**** RECORDS SUPPLIED ****

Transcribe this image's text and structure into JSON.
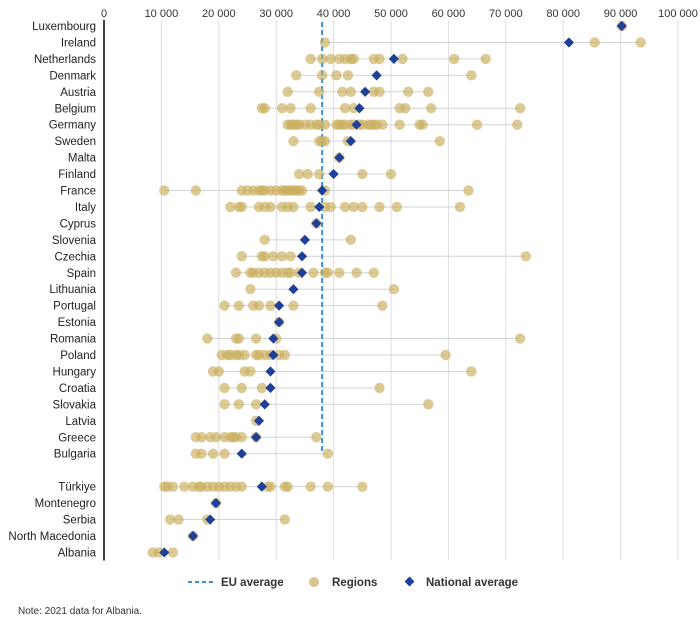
{
  "chart_data": {
    "type": "scatter",
    "title": "",
    "xlabel": "",
    "ylabel": "",
    "xlim": [
      0,
      100000
    ],
    "xticks": [
      0,
      10000,
      20000,
      30000,
      40000,
      50000,
      60000,
      70000,
      80000,
      90000,
      100000
    ],
    "xtick_labels": [
      "0",
      "10 000",
      "20 000",
      "30 000",
      "40 000",
      "50 000",
      "60 000",
      "70 000",
      "80 000",
      "90 000",
      "100 000"
    ],
    "eu_average": 38000,
    "colors": {
      "regions": "#c9ad5c",
      "national": "#1f3f99",
      "eu_line": "#3a8ee0",
      "grid": "#dddddd",
      "axis": "#000000"
    },
    "legend": {
      "placement": "bottom",
      "eu_label": "EU average",
      "regions_label": "Regions",
      "national_label": "National average"
    },
    "note": "Note: 2021 data for Albania.",
    "countries": [
      {
        "name": "Luxembourg",
        "national": 90200,
        "regions": [
          90200
        ]
      },
      {
        "name": "Ireland",
        "national": 81000,
        "regions": [
          38500,
          85500,
          93500
        ]
      },
      {
        "name": "Netherlands",
        "national": 50500,
        "regions": [
          36000,
          38000,
          39500,
          41000,
          42000,
          43000,
          43500,
          47000,
          48000,
          52000,
          61000,
          66500
        ]
      },
      {
        "name": "Denmark",
        "national": 47500,
        "regions": [
          33500,
          38000,
          40500,
          42500,
          64000
        ]
      },
      {
        "name": "Austria",
        "national": 45500,
        "regions": [
          32000,
          37500,
          41500,
          43000,
          47000,
          48000,
          53000,
          56500
        ]
      },
      {
        "name": "Belgium",
        "national": 44500,
        "regions": [
          27500,
          28000,
          31000,
          32500,
          36000,
          42000,
          43500,
          51500,
          52500,
          57000,
          72500
        ]
      },
      {
        "name": "Germany",
        "national": 44000,
        "regions": [
          32000,
          32500,
          33000,
          33500,
          34000,
          35000,
          36000,
          37000,
          37500,
          38500,
          40500,
          41000,
          41500,
          42000,
          43000,
          43500,
          44500,
          45000,
          46000,
          46500,
          47000,
          47500,
          48500,
          51500,
          55000,
          55500,
          65000,
          72000
        ]
      },
      {
        "name": "Sweden",
        "national": 43000,
        "regions": [
          33000,
          37500,
          38000,
          38500,
          42500,
          58500
        ]
      },
      {
        "name": "Malta",
        "national": 41000,
        "regions": [
          41000
        ]
      },
      {
        "name": "Finland",
        "national": 40000,
        "regions": [
          34000,
          35500,
          37500,
          45000,
          50000
        ]
      },
      {
        "name": "France",
        "national": 38000,
        "regions": [
          10500,
          16000,
          24000,
          25000,
          26000,
          27000,
          27500,
          28000,
          29000,
          30000,
          31000,
          31500,
          32000,
          32500,
          33000,
          33500,
          34000,
          34500,
          38500,
          63500
        ]
      },
      {
        "name": "Italy",
        "national": 37500,
        "regions": [
          22000,
          23500,
          24000,
          27000,
          28000,
          29000,
          31000,
          32000,
          33000,
          36000,
          38500,
          39500,
          42000,
          43500,
          45000,
          48000,
          51000,
          62000
        ]
      },
      {
        "name": "Cyprus",
        "national": 37000,
        "regions": [
          37000
        ]
      },
      {
        "name": "Slovenia",
        "national": 35000,
        "regions": [
          28000,
          43000
        ]
      },
      {
        "name": "Czechia",
        "national": 34500,
        "regions": [
          24000,
          27500,
          28000,
          29500,
          31000,
          32500,
          73500
        ]
      },
      {
        "name": "Spain",
        "national": 34500,
        "regions": [
          23000,
          25500,
          26000,
          27000,
          28000,
          29000,
          30000,
          31000,
          32000,
          32500,
          34000,
          36500,
          38500,
          39000,
          41000,
          44000,
          47000
        ]
      },
      {
        "name": "Lithuania",
        "national": 33000,
        "regions": [
          25500,
          50500
        ]
      },
      {
        "name": "Portugal",
        "national": 30500,
        "regions": [
          21000,
          23500,
          26000,
          27000,
          29000,
          33000,
          48500
        ]
      },
      {
        "name": "Estonia",
        "national": 30500,
        "regions": [
          30500
        ]
      },
      {
        "name": "Romania",
        "national": 29500,
        "regions": [
          18000,
          23000,
          23500,
          26500,
          30000,
          72500
        ]
      },
      {
        "name": "Poland",
        "national": 29500,
        "regions": [
          20500,
          21500,
          22000,
          23000,
          23500,
          24500,
          26500,
          27000,
          28000,
          29000,
          30500,
          31500,
          59500
        ]
      },
      {
        "name": "Hungary",
        "national": 29000,
        "regions": [
          19000,
          20000,
          24500,
          25500,
          64000
        ]
      },
      {
        "name": "Croatia",
        "national": 29000,
        "regions": [
          21000,
          24000,
          27500,
          48000
        ]
      },
      {
        "name": "Slovakia",
        "national": 28000,
        "regions": [
          21000,
          23500,
          26500,
          56500
        ]
      },
      {
        "name": "Latvia",
        "national": 27000,
        "regions": [
          26500
        ]
      },
      {
        "name": "Greece",
        "national": 26500,
        "regions": [
          16000,
          17000,
          18500,
          19500,
          21000,
          22000,
          22500,
          23000,
          24000,
          26500,
          37000
        ]
      },
      {
        "name": "Bulgaria",
        "national": 24000,
        "regions": [
          16000,
          17000,
          19000,
          21000,
          39000
        ]
      },
      {
        "name": "Türkiye",
        "national": 27500,
        "regions": [
          10500,
          11000,
          12000,
          14000,
          15500,
          16500,
          17000,
          18000,
          19000,
          20000,
          21000,
          22000,
          23000,
          24000,
          28500,
          29000,
          31500,
          32000,
          36000,
          39000,
          45000
        ]
      },
      {
        "name": "Montenegro",
        "national": 19500,
        "regions": [
          19500
        ]
      },
      {
        "name": "Serbia",
        "national": 18500,
        "regions": [
          11500,
          13000,
          18000,
          31500
        ]
      },
      {
        "name": "North Macedonia",
        "national": 15500,
        "regions": [
          15500
        ]
      },
      {
        "name": "Albania",
        "national": 10500,
        "regions": [
          8500,
          9500,
          12000
        ]
      }
    ]
  }
}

****

**TASK STATEMENT:** Using the records above, retype everything exactly except the pictures.

**RESULT:**
Transcribe this image's text and structure into JSON.
{
  "chart_data": {
    "type": "scatter",
    "title": "",
    "xlabel": "",
    "ylabel": "",
    "xlim": [
      0,
      100000
    ],
    "xticks": [
      0,
      10000,
      20000,
      30000,
      40000,
      50000,
      60000,
      70000,
      80000,
      90000,
      100000
    ],
    "xtick_labels": [
      "0",
      "10 000",
      "20 000",
      "30 000",
      "40 000",
      "50 000",
      "60 000",
      "70 000",
      "80 000",
      "90 000",
      "100 000"
    ],
    "eu_average": 38000,
    "colors": {
      "regions": "#c9ad5c",
      "national": "#1f3f99",
      "eu_line": "#3a8ee0",
      "grid": "#dddddd",
      "axis": "#000000"
    },
    "legend": {
      "placement": "bottom",
      "eu_label": "EU average",
      "regions_label": "Regions",
      "national_label": "National average"
    },
    "note": "Note: 2021 data for Albania.",
    "countries": [
      {
        "name": "Luxembourg",
        "national": 90200,
        "regions": [
          90200
        ]
      },
      {
        "name": "Ireland",
        "national": 81000,
        "regions": [
          38500,
          85500,
          93500
        ]
      },
      {
        "name": "Netherlands",
        "national": 50500,
        "regions": [
          36000,
          38000,
          39500,
          41000,
          42000,
          43000,
          43500,
          47000,
          48000,
          52000,
          61000,
          66500
        ]
      },
      {
        "name": "Denmark",
        "national": 47500,
        "regions": [
          33500,
          38000,
          40500,
          42500,
          64000
        ]
      },
      {
        "name": "Austria",
        "national": 45500,
        "regions": [
          32000,
          37500,
          41500,
          43000,
          47000,
          48000,
          53000,
          56500
        ]
      },
      {
        "name": "Belgium",
        "national": 44500,
        "regions": [
          27500,
          28000,
          31000,
          32500,
          36000,
          42000,
          43500,
          51500,
          52500,
          57000,
          72500
        ]
      },
      {
        "name": "Germany",
        "national": 44000,
        "regions": [
          32000,
          32500,
          33000,
          33500,
          34000,
          35000,
          36000,
          37000,
          37500,
          38500,
          40500,
          41000,
          41500,
          42000,
          43000,
          43500,
          44500,
          45000,
          46000,
          46500,
          47000,
          47500,
          48500,
          51500,
          55000,
          55500,
          65000,
          72000
        ]
      },
      {
        "name": "Sweden",
        "national": 43000,
        "regions": [
          33000,
          37500,
          38000,
          38500,
          42500,
          58500
        ]
      },
      {
        "name": "Malta",
        "national": 41000,
        "regions": [
          41000
        ]
      },
      {
        "name": "Finland",
        "national": 40000,
        "regions": [
          34000,
          35500,
          37500,
          45000,
          50000
        ]
      },
      {
        "name": "France",
        "national": 38000,
        "regions": [
          10500,
          16000,
          24000,
          25000,
          26000,
          27000,
          27500,
          28000,
          29000,
          30000,
          31000,
          31500,
          32000,
          32500,
          33000,
          33500,
          34000,
          34500,
          38500,
          63500
        ]
      },
      {
        "name": "Italy",
        "national": 37500,
        "regions": [
          22000,
          23500,
          24000,
          27000,
          28000,
          29000,
          31000,
          32000,
          33000,
          36000,
          38500,
          39500,
          42000,
          43500,
          45000,
          48000,
          51000,
          62000
        ]
      },
      {
        "name": "Cyprus",
        "national": 37000,
        "regions": [
          37000
        ]
      },
      {
        "name": "Slovenia",
        "national": 35000,
        "regions": [
          28000,
          43000
        ]
      },
      {
        "name": "Czechia",
        "national": 34500,
        "regions": [
          24000,
          27500,
          28000,
          29500,
          31000,
          32500,
          73500
        ]
      },
      {
        "name": "Spain",
        "national": 34500,
        "regions": [
          23000,
          25500,
          26000,
          27000,
          28000,
          29000,
          30000,
          31000,
          32000,
          32500,
          34000,
          36500,
          38500,
          39000,
          41000,
          44000,
          47000
        ]
      },
      {
        "name": "Lithuania",
        "national": 33000,
        "regions": [
          25500,
          50500
        ]
      },
      {
        "name": "Portugal",
        "national": 30500,
        "regions": [
          21000,
          23500,
          26000,
          27000,
          29000,
          33000,
          48500
        ]
      },
      {
        "name": "Estonia",
        "national": 30500,
        "regions": [
          30500
        ]
      },
      {
        "name": "Romania",
        "national": 29500,
        "regions": [
          18000,
          23000,
          23500,
          26500,
          30000,
          72500
        ]
      },
      {
        "name": "Poland",
        "national": 29500,
        "regions": [
          20500,
          21500,
          22000,
          23000,
          23500,
          24500,
          26500,
          27000,
          28000,
          29000,
          30500,
          31500,
          59500
        ]
      },
      {
        "name": "Hungary",
        "national": 29000,
        "regions": [
          19000,
          20000,
          24500,
          25500,
          64000
        ]
      },
      {
        "name": "Croatia",
        "national": 29000,
        "regions": [
          21000,
          24000,
          27500,
          48000
        ]
      },
      {
        "name": "Slovakia",
        "national": 28000,
        "regions": [
          21000,
          23500,
          26500,
          56500
        ]
      },
      {
        "name": "Latvia",
        "national": 27000,
        "regions": [
          26500
        ]
      },
      {
        "name": "Greece",
        "national": 26500,
        "regions": [
          16000,
          17000,
          18500,
          19500,
          21000,
          22000,
          22500,
          23000,
          24000,
          26500,
          37000
        ]
      },
      {
        "name": "Bulgaria",
        "national": 24000,
        "regions": [
          16000,
          17000,
          19000,
          21000,
          39000
        ]
      },
      {
        "name": "Türkiye",
        "national": 27500,
        "regions": [
          10500,
          11000,
          12000,
          14000,
          15500,
          16500,
          17000,
          18000,
          19000,
          20000,
          21000,
          22000,
          23000,
          24000,
          28500,
          29000,
          31500,
          32000,
          36000,
          39000,
          45000
        ]
      },
      {
        "name": "Montenegro",
        "national": 19500,
        "regions": [
          19500
        ]
      },
      {
        "name": "Serbia",
        "national": 18500,
        "regions": [
          11500,
          13000,
          18000,
          31500
        ]
      },
      {
        "name": "North Macedonia",
        "national": 15500,
        "regions": [
          15500
        ]
      },
      {
        "name": "Albania",
        "national": 10500,
        "regions": [
          8500,
          9500,
          12000
        ]
      }
    ]
  }
}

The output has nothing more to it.